* Text shown *
________________

Damn…Now Ingmar Bergman went and died. That’s a flash from the past on the AM dial.
Until I went off to college in 1964 I didn’t know there were such things as “films” or “cinema,” though I did know about movies and motions pictures, as well as flicks. I didn’t know people make a study of movies and called them films. I guess I just didn’t see enough movies to be that impressed by them. When we moved to 10194 Ramona Drive in Spring Valley, the nearest movie house was like 10 miles away by bike. And if I wanted to get any place special, I did it by bike.
Sure we had a TV set, black and white with those rabbit ears and later an actual TV antenna sticking up the side of the house. But I had to get parental approval to turn on the one TV set, and even turned on, it had only three channels (NBC, CBS, ABC). There were some movies on it, but in the evening we watched what WB wanted to watch, stuff like Manix and the Beverly Hillbillies, rarely a movie since his attention span was somewhat limited.
On the weekends, “Movie for a Saturday Afternoon” came on; and on the other channel there was “Million Dollar Movie,” which tells you something about how much movies cost back then. But mostly these were real snoozers, having been carefully selected to suit the pabulum like tastes of John. Q. Public. Still, I would watch a western every now and then and maybe a war movie. But I don’t recollect a movie from back then having ever knocked me over, like books did.

________________

* Excerpted data *
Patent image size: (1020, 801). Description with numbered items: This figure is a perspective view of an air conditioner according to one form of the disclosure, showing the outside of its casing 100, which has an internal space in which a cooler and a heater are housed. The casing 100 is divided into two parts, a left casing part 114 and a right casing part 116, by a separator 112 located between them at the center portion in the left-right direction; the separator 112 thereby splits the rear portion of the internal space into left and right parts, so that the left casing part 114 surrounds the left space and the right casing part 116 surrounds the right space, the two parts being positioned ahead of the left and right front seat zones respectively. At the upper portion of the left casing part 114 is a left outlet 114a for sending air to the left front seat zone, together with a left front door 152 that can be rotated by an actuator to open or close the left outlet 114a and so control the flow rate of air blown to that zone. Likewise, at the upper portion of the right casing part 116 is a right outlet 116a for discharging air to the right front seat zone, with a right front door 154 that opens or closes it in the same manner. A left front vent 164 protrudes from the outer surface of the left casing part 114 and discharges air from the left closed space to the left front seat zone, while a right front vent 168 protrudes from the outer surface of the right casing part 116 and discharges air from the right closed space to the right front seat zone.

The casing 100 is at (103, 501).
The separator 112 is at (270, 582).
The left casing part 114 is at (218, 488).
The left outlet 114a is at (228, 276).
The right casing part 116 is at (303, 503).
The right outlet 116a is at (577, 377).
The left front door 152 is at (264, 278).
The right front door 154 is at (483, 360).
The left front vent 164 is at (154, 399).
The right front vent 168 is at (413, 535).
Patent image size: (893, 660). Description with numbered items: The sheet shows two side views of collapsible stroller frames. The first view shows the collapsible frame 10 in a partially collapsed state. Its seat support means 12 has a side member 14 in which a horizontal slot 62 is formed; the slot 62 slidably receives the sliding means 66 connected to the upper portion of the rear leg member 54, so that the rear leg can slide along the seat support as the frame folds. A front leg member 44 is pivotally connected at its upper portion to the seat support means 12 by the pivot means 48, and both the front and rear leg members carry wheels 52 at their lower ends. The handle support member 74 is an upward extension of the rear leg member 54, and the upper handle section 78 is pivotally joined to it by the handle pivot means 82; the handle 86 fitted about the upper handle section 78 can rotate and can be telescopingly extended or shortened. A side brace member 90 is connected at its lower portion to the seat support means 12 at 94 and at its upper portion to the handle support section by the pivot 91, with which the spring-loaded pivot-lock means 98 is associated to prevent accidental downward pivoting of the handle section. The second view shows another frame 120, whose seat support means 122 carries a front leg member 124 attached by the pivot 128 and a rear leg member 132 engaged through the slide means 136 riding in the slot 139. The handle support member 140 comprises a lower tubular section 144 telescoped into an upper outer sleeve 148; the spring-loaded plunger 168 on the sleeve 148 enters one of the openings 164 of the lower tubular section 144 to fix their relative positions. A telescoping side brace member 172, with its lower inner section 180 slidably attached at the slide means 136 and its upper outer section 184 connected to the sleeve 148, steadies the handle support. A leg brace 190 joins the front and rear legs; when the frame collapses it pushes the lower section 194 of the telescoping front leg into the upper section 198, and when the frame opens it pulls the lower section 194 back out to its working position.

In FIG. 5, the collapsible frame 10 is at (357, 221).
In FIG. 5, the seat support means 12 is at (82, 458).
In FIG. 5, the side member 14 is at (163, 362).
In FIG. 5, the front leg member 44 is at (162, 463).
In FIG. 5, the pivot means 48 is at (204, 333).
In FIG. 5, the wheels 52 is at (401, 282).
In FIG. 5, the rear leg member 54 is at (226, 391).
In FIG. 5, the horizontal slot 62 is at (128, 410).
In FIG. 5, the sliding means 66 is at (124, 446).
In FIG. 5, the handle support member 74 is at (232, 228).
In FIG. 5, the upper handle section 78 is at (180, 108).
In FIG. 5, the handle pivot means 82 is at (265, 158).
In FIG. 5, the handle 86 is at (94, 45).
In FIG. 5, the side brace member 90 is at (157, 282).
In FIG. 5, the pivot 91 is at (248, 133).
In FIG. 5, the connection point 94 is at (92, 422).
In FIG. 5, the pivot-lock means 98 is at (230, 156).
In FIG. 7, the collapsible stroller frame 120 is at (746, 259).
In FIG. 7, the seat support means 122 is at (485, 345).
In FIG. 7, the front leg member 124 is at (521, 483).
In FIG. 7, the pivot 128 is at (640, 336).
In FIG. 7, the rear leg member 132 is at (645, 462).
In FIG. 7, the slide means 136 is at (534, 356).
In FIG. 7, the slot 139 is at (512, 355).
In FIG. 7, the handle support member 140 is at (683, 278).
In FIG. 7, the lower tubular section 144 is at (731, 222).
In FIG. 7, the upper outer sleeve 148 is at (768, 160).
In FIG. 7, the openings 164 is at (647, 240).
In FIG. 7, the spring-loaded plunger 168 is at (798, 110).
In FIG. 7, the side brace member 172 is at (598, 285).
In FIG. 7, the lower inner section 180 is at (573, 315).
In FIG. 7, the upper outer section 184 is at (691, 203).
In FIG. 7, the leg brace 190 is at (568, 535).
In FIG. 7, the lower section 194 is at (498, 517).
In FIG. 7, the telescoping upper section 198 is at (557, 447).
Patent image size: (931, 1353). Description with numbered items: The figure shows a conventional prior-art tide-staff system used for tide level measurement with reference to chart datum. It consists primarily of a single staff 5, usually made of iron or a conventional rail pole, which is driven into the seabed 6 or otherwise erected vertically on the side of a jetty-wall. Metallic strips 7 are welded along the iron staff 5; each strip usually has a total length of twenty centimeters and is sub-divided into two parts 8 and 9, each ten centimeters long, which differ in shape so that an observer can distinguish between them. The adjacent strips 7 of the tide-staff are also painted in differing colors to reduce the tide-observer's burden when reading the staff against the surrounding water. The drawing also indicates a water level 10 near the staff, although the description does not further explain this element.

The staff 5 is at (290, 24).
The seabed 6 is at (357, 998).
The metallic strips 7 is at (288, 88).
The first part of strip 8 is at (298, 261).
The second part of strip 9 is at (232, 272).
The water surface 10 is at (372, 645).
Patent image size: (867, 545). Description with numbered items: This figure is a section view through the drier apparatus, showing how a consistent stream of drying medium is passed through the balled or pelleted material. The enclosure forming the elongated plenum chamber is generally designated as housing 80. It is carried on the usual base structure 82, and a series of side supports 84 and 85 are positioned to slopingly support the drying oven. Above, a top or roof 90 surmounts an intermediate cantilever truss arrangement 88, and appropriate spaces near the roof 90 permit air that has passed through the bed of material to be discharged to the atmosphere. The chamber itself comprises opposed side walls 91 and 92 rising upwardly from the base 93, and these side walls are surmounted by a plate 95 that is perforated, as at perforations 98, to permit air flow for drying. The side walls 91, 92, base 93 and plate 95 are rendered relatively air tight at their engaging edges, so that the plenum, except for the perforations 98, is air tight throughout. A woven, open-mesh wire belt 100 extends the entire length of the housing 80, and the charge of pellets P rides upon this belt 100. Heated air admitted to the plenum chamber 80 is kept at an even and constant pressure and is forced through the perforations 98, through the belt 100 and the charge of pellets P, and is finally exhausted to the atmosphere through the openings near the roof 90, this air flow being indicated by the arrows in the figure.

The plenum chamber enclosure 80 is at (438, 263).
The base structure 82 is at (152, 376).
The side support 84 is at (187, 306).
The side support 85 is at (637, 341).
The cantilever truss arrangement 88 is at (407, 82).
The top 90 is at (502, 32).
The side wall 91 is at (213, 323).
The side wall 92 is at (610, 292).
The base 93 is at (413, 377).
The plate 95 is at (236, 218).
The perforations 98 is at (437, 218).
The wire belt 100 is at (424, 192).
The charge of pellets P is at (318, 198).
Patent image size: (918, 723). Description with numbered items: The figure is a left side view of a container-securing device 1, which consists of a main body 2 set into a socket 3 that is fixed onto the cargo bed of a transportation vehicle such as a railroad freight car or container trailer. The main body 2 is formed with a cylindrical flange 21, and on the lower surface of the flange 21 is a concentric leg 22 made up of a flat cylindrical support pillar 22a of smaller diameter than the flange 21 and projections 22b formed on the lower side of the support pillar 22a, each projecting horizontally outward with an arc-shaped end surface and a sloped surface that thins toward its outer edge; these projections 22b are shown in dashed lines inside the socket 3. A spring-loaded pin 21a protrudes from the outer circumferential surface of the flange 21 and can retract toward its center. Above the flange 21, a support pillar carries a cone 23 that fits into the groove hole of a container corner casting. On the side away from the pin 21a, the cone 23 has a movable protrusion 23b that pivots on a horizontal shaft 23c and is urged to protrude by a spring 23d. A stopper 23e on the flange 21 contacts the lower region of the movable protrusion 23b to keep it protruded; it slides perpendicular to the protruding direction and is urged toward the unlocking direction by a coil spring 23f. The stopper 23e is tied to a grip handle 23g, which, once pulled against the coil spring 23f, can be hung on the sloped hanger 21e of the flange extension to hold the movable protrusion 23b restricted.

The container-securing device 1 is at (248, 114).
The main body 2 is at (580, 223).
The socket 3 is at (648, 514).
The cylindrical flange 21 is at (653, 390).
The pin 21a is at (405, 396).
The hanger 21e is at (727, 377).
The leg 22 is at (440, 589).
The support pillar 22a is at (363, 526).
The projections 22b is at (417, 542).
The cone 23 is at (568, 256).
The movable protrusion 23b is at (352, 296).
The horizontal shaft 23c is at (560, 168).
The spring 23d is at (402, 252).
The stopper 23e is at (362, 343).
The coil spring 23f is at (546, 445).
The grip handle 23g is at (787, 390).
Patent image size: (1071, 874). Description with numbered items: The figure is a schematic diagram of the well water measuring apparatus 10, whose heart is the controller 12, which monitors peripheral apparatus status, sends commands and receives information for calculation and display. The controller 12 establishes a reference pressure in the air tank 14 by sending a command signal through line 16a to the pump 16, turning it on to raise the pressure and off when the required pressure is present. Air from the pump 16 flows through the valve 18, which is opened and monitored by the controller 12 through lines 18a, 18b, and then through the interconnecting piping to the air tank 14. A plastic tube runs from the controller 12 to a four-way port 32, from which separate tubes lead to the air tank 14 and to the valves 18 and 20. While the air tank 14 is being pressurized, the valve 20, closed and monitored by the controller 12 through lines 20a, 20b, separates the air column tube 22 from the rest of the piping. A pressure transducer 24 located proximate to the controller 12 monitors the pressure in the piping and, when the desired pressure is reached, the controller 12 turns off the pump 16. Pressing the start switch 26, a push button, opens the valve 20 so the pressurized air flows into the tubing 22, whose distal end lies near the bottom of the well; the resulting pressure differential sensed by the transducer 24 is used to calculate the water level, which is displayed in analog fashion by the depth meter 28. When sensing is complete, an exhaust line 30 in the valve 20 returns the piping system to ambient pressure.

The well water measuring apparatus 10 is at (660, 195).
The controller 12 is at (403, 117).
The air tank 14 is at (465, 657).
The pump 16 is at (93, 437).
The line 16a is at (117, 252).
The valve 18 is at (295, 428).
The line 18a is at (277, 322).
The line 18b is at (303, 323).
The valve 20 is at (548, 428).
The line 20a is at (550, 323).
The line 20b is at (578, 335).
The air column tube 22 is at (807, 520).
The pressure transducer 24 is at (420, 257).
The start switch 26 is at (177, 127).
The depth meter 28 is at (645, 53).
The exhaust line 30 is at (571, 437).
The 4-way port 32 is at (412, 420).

________________

* Task 1 *
In the movie reminiscence, transcribe the passage that begins at the words "Damn…Now Ingmar Bergman" and stops after the words "it by bike.".
* Task 2 *
Answer these questions from the movie reminiscence:
(a) In what year did the writer go off to college?
(b) How many channels did the family's TV set have?
(c) Which weekend program was on the other channel from "Movie for a Saturday Afternoon"?

* Answer area 1 *
Damn…Now Ingmar Bergman went and died. That’s a flash from the past on the AM dial.
Until I went off to college in 1964 I didn’t know there were such things as “films” or “cinema,” though I did know about movies and motions pictures, as well as flicks. I didn’t know people make a study of movies and called them films. I guess I just didn’t see enough movies to be that impressed by them. When we moved to 10194 Ramona Drive in Spring Valley, the nearest movie house was like 10 miles away by bike. And if I wanted to get any place special, I did it by bike.

* Answer area 2 *
(a) 1964
(b) Three (NBC, CBS, ABC)
(c) "Million Dollar Movie"